**TO DO:**
Write out, exactly as they appear, only the lines running from the line with "Convert this screenshot" to the final line of the listing; include both.

**MATERIAL FOR THIS TASK:**
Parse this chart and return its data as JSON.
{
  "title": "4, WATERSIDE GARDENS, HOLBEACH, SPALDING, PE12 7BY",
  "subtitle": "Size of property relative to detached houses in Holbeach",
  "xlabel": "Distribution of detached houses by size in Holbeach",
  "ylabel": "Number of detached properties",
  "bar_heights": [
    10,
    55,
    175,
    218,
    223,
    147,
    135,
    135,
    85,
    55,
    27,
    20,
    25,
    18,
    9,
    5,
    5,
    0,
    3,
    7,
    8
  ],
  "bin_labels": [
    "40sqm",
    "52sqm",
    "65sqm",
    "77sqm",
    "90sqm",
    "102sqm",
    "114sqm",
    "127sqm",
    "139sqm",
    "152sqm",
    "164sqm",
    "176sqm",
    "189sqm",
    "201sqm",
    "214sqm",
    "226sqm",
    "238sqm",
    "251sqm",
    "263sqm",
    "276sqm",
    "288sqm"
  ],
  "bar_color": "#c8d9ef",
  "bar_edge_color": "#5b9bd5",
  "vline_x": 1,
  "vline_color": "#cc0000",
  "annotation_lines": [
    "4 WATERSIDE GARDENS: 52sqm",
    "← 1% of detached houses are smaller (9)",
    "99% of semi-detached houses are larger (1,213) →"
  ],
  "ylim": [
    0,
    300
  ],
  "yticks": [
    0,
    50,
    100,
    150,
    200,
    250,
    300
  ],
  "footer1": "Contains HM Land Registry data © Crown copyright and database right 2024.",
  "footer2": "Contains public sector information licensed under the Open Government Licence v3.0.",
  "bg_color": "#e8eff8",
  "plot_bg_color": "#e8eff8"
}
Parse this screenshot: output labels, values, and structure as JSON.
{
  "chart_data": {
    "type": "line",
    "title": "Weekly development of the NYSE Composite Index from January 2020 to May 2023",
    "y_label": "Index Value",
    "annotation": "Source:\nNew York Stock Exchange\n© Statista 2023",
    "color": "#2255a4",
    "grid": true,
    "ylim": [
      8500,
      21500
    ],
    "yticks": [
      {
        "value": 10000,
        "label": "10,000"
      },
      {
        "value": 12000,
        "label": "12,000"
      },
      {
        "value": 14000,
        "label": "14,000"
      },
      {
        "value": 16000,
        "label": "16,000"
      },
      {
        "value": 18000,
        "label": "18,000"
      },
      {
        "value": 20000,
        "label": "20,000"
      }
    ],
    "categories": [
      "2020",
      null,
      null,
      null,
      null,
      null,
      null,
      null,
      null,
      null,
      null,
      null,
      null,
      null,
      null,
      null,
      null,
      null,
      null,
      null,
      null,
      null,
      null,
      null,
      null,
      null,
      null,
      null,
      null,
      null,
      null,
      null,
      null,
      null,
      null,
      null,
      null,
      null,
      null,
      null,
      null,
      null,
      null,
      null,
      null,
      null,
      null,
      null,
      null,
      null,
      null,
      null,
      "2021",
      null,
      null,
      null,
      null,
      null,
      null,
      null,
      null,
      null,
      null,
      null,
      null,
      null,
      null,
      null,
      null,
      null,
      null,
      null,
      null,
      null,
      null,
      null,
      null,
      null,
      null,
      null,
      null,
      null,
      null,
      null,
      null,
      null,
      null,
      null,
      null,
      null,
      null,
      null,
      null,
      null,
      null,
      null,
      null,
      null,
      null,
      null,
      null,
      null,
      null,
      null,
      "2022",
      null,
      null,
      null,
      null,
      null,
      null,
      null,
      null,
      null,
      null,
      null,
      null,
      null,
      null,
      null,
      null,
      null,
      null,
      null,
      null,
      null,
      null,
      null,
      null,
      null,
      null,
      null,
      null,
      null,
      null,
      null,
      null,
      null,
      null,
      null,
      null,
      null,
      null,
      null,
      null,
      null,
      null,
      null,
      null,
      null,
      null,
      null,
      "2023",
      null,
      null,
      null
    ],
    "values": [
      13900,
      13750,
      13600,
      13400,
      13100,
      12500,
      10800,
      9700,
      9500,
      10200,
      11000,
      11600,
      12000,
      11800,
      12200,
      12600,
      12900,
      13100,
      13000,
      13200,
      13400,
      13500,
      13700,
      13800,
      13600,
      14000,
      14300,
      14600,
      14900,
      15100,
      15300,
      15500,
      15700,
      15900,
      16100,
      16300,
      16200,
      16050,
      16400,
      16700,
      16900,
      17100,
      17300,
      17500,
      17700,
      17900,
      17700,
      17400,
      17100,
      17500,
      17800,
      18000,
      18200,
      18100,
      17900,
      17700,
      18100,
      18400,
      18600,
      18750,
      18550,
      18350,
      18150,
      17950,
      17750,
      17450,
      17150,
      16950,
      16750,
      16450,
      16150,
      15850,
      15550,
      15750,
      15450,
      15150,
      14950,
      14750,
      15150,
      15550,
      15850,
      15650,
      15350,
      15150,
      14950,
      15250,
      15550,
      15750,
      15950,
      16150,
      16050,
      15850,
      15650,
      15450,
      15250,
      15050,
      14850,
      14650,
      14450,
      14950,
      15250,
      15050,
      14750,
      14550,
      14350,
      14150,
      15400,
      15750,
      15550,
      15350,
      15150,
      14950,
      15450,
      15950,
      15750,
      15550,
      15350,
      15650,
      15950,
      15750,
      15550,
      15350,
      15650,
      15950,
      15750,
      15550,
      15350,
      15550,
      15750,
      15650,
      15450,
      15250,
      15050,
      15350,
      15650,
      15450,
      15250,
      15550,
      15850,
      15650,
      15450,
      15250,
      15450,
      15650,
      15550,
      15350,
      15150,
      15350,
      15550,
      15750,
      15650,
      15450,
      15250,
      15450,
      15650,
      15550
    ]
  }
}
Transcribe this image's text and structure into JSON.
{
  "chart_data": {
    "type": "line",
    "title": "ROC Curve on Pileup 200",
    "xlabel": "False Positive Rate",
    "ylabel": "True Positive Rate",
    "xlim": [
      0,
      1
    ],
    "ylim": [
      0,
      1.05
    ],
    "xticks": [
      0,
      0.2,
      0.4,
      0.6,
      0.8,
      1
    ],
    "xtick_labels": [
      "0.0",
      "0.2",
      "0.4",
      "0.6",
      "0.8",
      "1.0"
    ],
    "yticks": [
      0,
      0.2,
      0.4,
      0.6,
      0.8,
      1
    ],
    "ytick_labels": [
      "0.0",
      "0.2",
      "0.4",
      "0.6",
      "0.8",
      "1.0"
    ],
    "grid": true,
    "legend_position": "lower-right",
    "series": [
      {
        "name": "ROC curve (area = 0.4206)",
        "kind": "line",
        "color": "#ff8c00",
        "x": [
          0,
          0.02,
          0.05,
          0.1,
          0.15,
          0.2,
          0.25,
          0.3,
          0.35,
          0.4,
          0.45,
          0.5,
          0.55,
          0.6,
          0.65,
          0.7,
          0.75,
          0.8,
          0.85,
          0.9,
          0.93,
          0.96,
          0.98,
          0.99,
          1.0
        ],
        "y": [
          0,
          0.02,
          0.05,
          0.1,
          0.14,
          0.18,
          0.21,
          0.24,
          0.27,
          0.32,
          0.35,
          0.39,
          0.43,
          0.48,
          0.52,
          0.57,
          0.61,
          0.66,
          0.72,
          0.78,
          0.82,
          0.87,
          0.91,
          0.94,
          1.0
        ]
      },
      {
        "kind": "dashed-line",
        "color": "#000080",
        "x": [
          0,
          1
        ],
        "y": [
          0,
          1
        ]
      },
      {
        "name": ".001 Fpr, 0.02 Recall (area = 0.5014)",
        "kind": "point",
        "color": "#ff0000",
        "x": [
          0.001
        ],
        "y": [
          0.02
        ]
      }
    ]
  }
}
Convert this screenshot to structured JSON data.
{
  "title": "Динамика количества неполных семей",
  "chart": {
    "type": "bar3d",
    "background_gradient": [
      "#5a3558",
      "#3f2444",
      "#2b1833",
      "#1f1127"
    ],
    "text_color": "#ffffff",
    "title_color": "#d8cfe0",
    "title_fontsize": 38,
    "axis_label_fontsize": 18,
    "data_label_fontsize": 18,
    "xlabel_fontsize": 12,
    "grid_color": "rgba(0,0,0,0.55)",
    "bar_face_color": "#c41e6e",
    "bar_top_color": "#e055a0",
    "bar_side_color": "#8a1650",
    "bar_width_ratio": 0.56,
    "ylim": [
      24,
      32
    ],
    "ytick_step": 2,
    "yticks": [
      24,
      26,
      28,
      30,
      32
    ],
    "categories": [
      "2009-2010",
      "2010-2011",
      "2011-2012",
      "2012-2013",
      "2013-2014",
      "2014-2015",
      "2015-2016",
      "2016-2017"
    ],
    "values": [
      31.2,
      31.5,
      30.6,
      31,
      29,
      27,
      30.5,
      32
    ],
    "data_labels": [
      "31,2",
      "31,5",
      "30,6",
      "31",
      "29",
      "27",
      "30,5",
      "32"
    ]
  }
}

**TASK OUTPUT:**
Convert this screenshot to structured JSON data.
{
  "title": "Динамика количества неполных семей",
  "chart": {
    "type": "bar3d",
    "background_gradient": [
      "#5a3558",
      "#3f2444",
      "#2b1833",
      "#1f1127"
    ],
    "text_color": "#ffffff",
    "title_color": "#d8cfe0",
    "title_fontsize": 38,
    "axis_label_fontsize": 18,
    "data_label_fontsize": 18,
    "xlabel_fontsize": 12,
    "grid_color": "rgba(0,0,0,0.55)",
    "bar_face_color": "#c41e6e",
    "bar_top_color": "#e055a0",
    "bar_side_color": "#8a1650",
    "bar_width_ratio": 0.56,
    "ylim": [
      24,
      32
    ],
    "ytick_step": 2,
    "yticks": [
      24,
      26,
      28,
      30,
      32
    ],
    "categories": [
      "2009-2010",
      "2010-2011",
      "2011-2012",
      "2012-2013",
      "2013-2014",
      "2014-2015",
      "2015-2016",
      "2016-2017"
    ],
    "values": [
      31.2,
      31.5,
      30.6,
      31,
      29,
      27,
      30.5,
      32
    ],
    "data_labels": [
      "31,2",
      "31,5",
      "30,6",
      "31",
      "29",
      "27",
      "30,5",
      "32"
    ]
  }
}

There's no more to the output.